** Problem **
Copy every line of the entries that includes the word "name".

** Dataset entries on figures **
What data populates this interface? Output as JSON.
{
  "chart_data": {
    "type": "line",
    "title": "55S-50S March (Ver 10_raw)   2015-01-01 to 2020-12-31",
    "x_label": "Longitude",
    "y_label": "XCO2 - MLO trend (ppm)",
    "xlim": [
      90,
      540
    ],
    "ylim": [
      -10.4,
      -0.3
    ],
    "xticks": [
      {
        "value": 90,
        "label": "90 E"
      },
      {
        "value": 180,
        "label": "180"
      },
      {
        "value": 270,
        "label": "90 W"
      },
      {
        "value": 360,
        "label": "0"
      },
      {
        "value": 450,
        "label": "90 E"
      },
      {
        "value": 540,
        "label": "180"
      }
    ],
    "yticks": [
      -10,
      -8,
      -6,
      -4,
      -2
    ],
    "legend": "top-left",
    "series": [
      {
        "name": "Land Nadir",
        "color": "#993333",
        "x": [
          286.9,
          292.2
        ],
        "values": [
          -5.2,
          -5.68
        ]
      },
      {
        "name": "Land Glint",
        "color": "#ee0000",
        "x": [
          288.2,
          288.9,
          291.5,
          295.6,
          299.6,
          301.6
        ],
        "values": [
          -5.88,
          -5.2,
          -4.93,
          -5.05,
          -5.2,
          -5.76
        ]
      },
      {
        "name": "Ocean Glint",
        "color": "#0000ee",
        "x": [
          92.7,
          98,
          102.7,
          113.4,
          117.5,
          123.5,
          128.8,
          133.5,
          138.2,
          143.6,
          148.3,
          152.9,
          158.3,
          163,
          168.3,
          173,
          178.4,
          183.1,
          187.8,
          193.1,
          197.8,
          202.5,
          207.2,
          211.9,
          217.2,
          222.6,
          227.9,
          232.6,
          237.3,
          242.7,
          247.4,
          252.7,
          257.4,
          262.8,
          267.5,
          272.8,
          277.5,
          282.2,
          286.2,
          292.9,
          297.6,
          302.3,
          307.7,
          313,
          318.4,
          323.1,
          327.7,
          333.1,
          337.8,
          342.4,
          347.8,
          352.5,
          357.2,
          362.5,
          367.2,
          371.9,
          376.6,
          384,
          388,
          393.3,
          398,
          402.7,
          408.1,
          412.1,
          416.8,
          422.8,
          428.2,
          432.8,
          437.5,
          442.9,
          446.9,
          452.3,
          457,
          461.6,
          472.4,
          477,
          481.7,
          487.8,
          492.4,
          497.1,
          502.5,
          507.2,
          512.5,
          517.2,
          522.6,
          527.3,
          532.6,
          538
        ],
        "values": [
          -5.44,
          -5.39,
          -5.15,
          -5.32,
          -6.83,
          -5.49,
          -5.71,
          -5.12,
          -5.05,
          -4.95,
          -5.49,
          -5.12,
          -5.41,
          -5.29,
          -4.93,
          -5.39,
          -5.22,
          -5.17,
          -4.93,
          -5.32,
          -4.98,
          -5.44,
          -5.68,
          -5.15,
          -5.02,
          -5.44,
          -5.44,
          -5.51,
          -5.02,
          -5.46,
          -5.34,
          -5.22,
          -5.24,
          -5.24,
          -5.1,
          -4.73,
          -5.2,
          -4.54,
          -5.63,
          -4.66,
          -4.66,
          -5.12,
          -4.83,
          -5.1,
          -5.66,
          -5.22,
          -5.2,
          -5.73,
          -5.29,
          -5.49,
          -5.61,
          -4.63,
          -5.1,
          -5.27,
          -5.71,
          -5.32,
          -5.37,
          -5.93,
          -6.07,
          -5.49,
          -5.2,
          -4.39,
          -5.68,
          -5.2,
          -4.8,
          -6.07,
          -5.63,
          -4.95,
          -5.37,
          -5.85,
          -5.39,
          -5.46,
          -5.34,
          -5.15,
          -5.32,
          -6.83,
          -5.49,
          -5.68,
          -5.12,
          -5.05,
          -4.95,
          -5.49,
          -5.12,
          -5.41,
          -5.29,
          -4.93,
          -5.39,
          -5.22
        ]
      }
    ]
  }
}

** Task result **
        "name": "Land Nadir",
        "name": "Land Glint",
        "name": "Ocean Glint",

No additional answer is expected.